Data listing

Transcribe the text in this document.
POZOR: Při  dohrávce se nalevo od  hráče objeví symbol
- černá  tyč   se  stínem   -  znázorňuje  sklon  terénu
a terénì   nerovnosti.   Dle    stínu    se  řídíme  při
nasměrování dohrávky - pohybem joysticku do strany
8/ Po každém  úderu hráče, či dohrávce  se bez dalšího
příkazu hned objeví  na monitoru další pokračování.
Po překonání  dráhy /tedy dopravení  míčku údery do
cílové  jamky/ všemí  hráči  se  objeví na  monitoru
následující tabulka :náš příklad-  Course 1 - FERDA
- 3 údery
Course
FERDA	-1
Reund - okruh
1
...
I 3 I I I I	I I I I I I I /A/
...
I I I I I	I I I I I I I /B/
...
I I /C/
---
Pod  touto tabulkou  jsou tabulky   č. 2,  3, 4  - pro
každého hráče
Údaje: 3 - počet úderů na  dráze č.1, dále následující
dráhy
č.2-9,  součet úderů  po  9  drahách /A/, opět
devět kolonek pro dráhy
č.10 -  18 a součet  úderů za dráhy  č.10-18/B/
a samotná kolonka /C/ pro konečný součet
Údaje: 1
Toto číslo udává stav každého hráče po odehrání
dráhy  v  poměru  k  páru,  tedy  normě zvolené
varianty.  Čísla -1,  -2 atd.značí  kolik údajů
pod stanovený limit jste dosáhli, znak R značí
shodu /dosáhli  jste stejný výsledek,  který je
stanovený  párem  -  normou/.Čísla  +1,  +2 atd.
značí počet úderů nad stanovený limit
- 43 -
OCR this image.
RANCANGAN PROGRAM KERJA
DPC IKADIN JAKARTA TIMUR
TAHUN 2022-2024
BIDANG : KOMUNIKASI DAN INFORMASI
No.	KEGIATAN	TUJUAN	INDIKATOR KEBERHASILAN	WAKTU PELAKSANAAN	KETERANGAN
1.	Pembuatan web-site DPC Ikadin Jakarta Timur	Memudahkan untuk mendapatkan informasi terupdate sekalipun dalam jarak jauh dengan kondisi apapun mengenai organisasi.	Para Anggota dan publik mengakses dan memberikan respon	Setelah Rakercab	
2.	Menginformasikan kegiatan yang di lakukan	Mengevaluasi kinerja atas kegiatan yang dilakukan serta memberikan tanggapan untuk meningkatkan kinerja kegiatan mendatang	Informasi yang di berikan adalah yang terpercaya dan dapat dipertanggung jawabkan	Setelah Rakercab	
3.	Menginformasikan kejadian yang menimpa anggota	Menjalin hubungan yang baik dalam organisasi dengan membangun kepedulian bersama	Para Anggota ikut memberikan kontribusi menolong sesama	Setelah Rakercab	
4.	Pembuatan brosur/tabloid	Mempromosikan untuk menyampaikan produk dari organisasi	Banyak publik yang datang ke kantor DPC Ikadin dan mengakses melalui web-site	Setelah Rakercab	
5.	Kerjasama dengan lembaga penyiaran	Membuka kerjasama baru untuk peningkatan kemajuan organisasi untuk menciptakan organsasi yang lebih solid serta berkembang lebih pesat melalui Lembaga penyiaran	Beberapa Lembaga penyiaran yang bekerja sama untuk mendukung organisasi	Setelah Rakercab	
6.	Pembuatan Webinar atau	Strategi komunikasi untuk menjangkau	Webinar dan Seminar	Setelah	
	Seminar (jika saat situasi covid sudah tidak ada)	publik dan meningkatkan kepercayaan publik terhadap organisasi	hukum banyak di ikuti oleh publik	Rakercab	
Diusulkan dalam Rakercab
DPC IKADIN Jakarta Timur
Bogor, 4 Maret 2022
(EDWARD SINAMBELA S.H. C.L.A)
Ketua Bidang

==

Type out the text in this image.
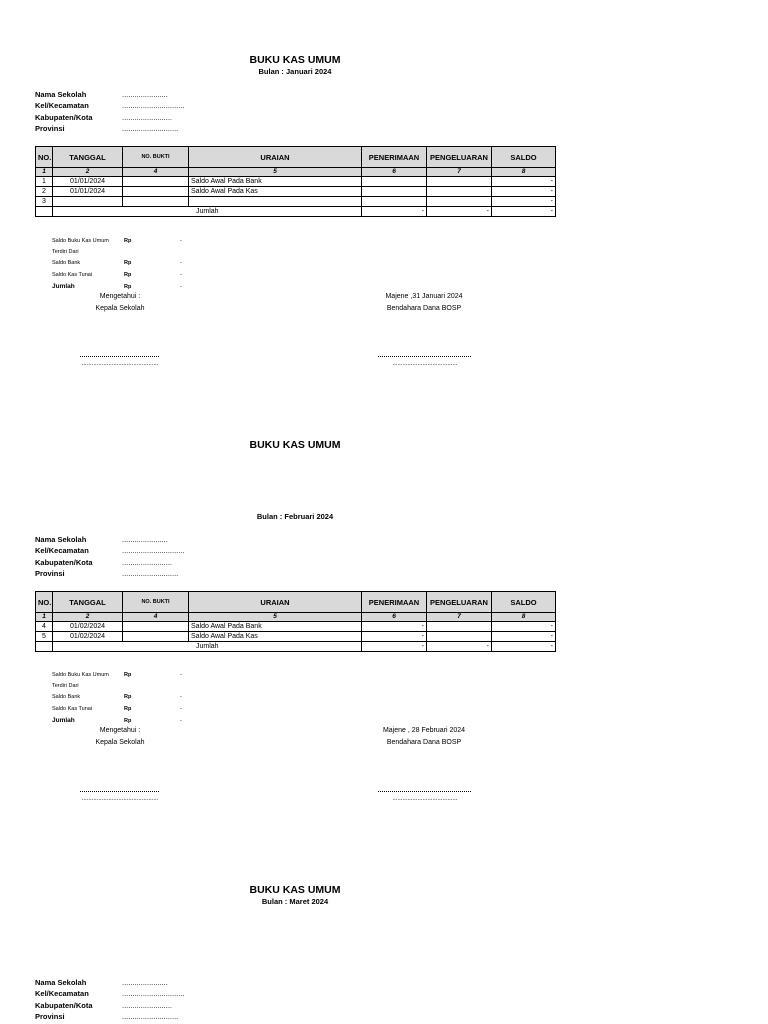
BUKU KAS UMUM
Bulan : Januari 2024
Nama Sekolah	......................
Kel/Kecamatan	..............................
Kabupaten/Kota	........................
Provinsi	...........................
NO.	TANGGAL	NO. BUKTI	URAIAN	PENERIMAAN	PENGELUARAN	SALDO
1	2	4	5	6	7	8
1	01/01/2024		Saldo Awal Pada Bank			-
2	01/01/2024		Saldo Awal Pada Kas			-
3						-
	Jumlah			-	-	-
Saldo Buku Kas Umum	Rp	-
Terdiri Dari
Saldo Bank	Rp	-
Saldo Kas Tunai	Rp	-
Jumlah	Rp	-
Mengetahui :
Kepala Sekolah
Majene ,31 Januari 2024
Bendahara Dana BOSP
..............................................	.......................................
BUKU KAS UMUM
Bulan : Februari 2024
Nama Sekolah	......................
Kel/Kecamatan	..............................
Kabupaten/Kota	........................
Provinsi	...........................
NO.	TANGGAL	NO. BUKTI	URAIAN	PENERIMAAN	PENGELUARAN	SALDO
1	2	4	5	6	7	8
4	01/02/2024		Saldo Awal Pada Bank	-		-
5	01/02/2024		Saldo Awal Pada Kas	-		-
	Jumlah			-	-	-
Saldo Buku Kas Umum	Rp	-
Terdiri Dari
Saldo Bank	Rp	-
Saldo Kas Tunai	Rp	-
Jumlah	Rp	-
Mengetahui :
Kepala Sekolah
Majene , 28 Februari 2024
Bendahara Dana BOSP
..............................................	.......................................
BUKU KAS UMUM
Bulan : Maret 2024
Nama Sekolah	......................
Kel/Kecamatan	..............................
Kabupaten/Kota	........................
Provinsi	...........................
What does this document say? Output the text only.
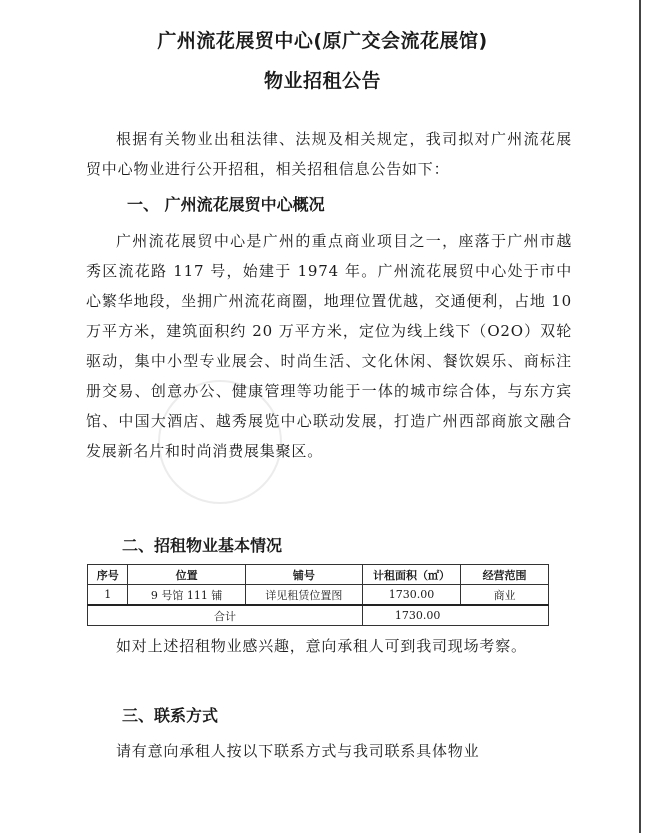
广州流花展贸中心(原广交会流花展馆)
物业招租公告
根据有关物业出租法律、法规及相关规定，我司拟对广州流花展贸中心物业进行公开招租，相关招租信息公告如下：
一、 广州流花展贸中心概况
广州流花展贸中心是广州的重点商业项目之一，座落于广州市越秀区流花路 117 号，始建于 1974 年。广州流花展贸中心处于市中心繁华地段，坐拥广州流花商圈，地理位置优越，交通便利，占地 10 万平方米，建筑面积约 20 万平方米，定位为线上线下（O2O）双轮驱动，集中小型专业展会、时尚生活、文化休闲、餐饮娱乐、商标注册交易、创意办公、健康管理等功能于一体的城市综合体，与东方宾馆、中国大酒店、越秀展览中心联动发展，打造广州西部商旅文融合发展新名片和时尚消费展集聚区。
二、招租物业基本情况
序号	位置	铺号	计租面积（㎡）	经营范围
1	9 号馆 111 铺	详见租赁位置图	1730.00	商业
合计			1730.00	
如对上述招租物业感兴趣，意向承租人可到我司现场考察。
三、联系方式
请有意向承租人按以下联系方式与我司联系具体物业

TASK DETAILS: Scan the material above. Return every line containing the string "yang".

RESULT:
2.	Menginformasikan kegiatan yang di lakukan	Mengevaluasi kinerja atas kegiatan yang dilakukan serta memberikan tanggapan untuk meningkatkan kinerja kegiatan mendatang	Informasi yang di berikan adalah yang terpercaya dan dapat dipertanggung jawabkan	Setelah Rakercab	
3.	Menginformasikan kejadian yang menimpa anggota	Menjalin hubungan yang baik dalam organisasi dengan membangun kepedulian bersama	Para Anggota ikut memberikan kontribusi menolong sesama	Setelah Rakercab	
4.	Pembuatan brosur/tabloid	Mempromosikan untuk menyampaikan produk dari organisasi	Banyak publik yang datang ke kantor DPC Ikadin dan mengakses melalui web-site	Setelah Rakercab	
5.	Kerjasama dengan lembaga penyiaran	Membuka kerjasama baru untuk peningkatan kemajuan organisasi untuk menciptakan organsasi yang lebih solid serta berkembang lebih pesat melalui Lembaga penyiaran	Beberapa Lembaga penyiaran yang bekerja sama untuk mendukung organisasi	Setelah Rakercab	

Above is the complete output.